To do: Copy out the entries in full and with complete accuracy; pictures are excluded.

(Saved data entries)
---------------

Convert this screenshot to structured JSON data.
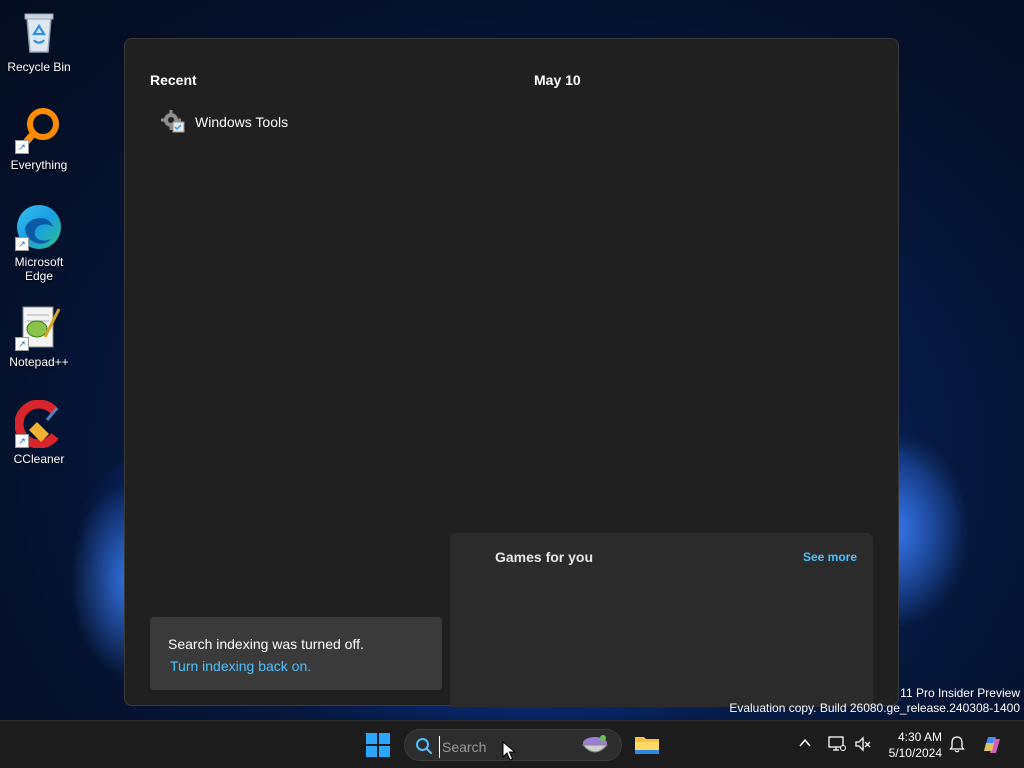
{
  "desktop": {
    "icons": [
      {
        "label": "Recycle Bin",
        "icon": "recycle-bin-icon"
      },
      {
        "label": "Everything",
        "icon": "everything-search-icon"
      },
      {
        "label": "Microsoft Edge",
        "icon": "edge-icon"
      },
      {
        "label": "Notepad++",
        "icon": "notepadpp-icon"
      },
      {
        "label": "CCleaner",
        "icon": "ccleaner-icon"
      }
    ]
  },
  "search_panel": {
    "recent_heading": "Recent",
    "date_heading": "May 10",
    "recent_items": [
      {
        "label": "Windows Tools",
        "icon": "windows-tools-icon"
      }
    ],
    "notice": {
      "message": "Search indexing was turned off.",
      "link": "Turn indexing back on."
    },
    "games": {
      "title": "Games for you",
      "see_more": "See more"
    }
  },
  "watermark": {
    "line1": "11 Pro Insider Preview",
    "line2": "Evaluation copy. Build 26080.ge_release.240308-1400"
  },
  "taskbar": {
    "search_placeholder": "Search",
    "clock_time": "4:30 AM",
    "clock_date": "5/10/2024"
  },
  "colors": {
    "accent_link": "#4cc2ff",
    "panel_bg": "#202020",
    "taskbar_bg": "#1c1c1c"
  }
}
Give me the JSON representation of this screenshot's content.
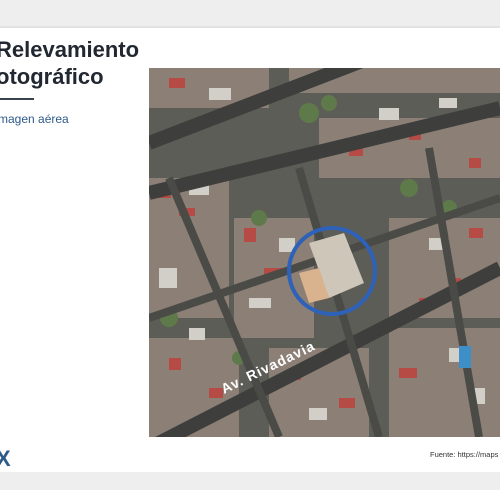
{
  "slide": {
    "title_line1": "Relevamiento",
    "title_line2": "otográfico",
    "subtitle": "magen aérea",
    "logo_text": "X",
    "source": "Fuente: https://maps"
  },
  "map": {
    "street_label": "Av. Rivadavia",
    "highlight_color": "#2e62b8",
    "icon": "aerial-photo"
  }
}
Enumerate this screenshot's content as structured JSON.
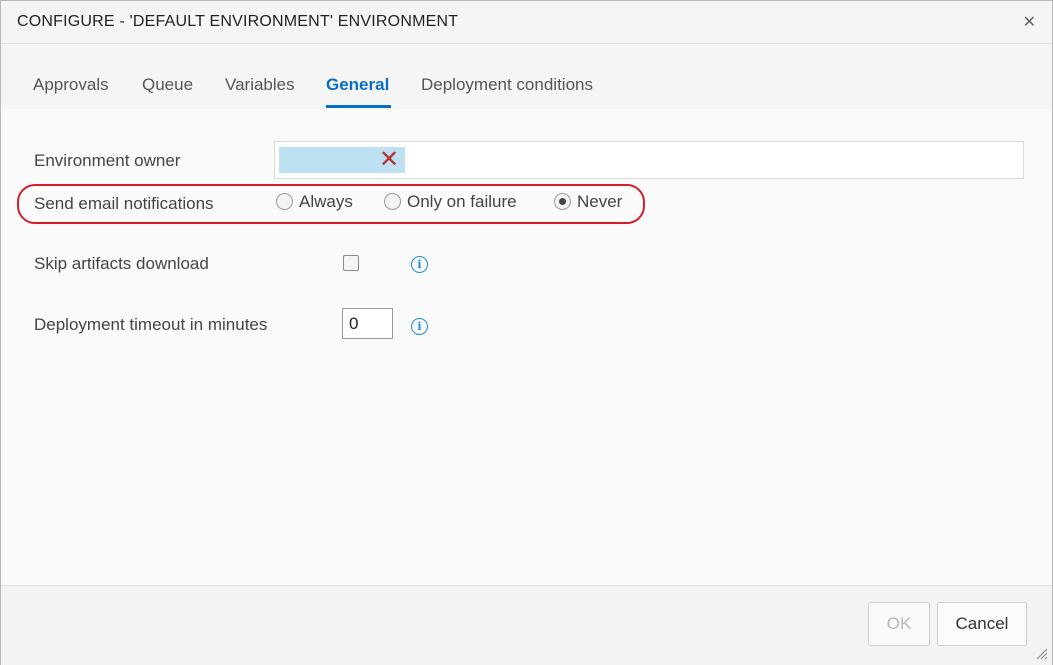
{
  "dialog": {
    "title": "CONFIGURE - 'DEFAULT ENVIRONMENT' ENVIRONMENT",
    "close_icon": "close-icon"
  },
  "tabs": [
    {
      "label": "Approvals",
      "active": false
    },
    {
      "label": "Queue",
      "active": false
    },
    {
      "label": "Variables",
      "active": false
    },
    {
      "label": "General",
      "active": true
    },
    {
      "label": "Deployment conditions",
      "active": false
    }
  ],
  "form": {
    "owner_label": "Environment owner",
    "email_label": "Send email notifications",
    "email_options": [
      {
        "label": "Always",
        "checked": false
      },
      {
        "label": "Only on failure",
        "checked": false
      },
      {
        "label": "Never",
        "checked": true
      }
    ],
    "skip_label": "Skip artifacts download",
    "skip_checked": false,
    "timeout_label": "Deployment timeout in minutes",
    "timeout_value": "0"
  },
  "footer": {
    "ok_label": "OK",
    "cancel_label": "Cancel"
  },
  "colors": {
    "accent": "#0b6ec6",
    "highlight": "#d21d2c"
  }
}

---------------

The completed task:
Convert this screenshot to structured JSON data.
{
  "desktop": {
    "icons": [
      {
        "label": "Recycle Bin",
        "icon": "recycle-bin-icon"
      },
      {
        "label": "Everything",
        "icon": "everything-search-icon"
      },
      {
        "label": "Microsoft Edge",
        "icon": "edge-icon"
      },
      {
        "label": "Notepad++",
        "icon": "notepadpp-icon"
      },
      {
        "label": "CCleaner",
        "icon": "ccleaner-icon"
      }
    ]
  },
  "search_panel": {
    "recent_heading": "Recent",
    "date_heading": "May 10",
    "recent_items": [
      {
        "label": "Windows Tools",
        "icon": "windows-tools-icon"
      }
    ],
    "notice": {
      "message": "Search indexing was turned off.",
      "link": "Turn indexing back on."
    },
    "games": {
      "title": "Games for you",
      "see_more": "See more"
    }
  },
  "watermark": {
    "line1": "11 Pro Insider Preview",
    "line2": "Evaluation copy. Build 26080.ge_release.240308-1400"
  },
  "taskbar": {
    "search_placeholder": "Search",
    "clock_time": "4:30 AM",
    "clock_date": "5/10/2024"
  },
  "colors": {
    "accent_link": "#4cc2ff",
    "panel_bg": "#202020",
    "taskbar_bg": "#1c1c1c"
  }
}
Give me the JSON representation of this screenshot's content.
{
  "slide": {
    "title_line1": "Relevamiento",
    "title_line2": "otográfico",
    "subtitle": "magen aérea",
    "logo_text": "X",
    "source": "Fuente: https://maps"
  },
  "map": {
    "street_label": "Av. Rivadavia",
    "highlight_color": "#2e62b8",
    "icon": "aerial-photo"
  }
}
Enumerate this screenshot's content as structured JSON.
{
  "dialog": {
    "title": "CONFIGURE - 'DEFAULT ENVIRONMENT' ENVIRONMENT",
    "close_icon": "close-icon"
  },
  "tabs": [
    {
      "label": "Approvals",
      "active": false
    },
    {
      "label": "Queue",
      "active": false
    },
    {
      "label": "Variables",
      "active": false
    },
    {
      "label": "General",
      "active": true
    },
    {
      "label": "Deployment conditions",
      "active": false
    }
  ],
  "form": {
    "owner_label": "Environment owner",
    "email_label": "Send email notifications",
    "email_options": [
      {
        "label": "Always",
        "checked": false
      },
      {
        "label": "Only on failure",
        "checked": false
      },
      {
        "label": "Never",
        "checked": true
      }
    ],
    "skip_label": "Skip artifacts download",
    "skip_checked": false,
    "timeout_label": "Deployment timeout in minutes",
    "timeout_value": "0"
  },
  "footer": {
    "ok_label": "OK",
    "cancel_label": "Cancel"
  },
  "colors": {
    "accent": "#0b6ec6",
    "highlight": "#d21d2c"
  }
}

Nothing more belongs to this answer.